Reproduce each record exactly.

- [GIVEN RECORDS]
----

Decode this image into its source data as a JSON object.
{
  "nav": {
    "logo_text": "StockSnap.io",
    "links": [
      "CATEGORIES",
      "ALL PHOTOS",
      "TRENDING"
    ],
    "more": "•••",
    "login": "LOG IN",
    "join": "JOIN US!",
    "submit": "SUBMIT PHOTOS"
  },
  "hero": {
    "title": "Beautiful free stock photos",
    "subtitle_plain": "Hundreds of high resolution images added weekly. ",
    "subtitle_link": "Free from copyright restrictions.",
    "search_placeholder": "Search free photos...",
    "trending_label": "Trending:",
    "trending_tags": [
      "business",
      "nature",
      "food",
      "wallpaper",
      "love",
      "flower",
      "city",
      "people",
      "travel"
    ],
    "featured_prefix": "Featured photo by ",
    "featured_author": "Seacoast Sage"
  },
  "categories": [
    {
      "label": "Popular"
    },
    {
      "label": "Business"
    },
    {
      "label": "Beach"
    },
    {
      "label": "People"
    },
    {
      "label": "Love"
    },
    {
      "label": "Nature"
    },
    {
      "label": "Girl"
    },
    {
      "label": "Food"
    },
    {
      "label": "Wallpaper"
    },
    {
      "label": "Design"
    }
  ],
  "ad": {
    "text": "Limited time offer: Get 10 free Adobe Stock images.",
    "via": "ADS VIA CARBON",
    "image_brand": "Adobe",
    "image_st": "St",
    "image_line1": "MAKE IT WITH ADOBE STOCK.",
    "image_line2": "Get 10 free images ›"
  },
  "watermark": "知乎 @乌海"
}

----

- [THE RESPONSE]
Decode this image into its source data as a JSON object.
{
  "nav": {
    "logo_text": "StockSnap.io",
    "links": [
      "CATEGORIES",
      "ALL PHOTOS",
      "TRENDING"
    ],
    "more": "•••",
    "login": "LOG IN",
    "join": "JOIN US!",
    "submit": "SUBMIT PHOTOS"
  },
  "hero": {
    "title": "Beautiful free stock photos",
    "subtitle_plain": "Hundreds of high resolution images added weekly. ",
    "subtitle_link": "Free from copyright restrictions.",
    "search_placeholder": "Search free photos...",
    "trending_label": "Trending:",
    "trending_tags": [
      "business",
      "nature",
      "food",
      "wallpaper",
      "love",
      "flower",
      "city",
      "people",
      "travel"
    ],
    "featured_prefix": "Featured photo by ",
    "featured_author": "Seacoast Sage"
  },
  "categories": [
    {
      "label": "Popular"
    },
    {
      "label": "Business"
    },
    {
      "label": "Beach"
    },
    {
      "label": "People"
    },
    {
      "label": "Love"
    },
    {
      "label": "Nature"
    },
    {
      "label": "Girl"
    },
    {
      "label": "Food"
    },
    {
      "label": "Wallpaper"
    },
    {
      "label": "Design"
    }
  ],
  "ad": {
    "text": "Limited time offer: Get 10 free Adobe Stock images.",
    "via": "ADS VIA CARBON",
    "image_brand": "Adobe",
    "image_st": "St",
    "image_line1": "MAKE IT WITH ADOBE STOCK.",
    "image_line2": "Get 10 free images ›"
  },
  "watermark": "知乎 @乌海"
}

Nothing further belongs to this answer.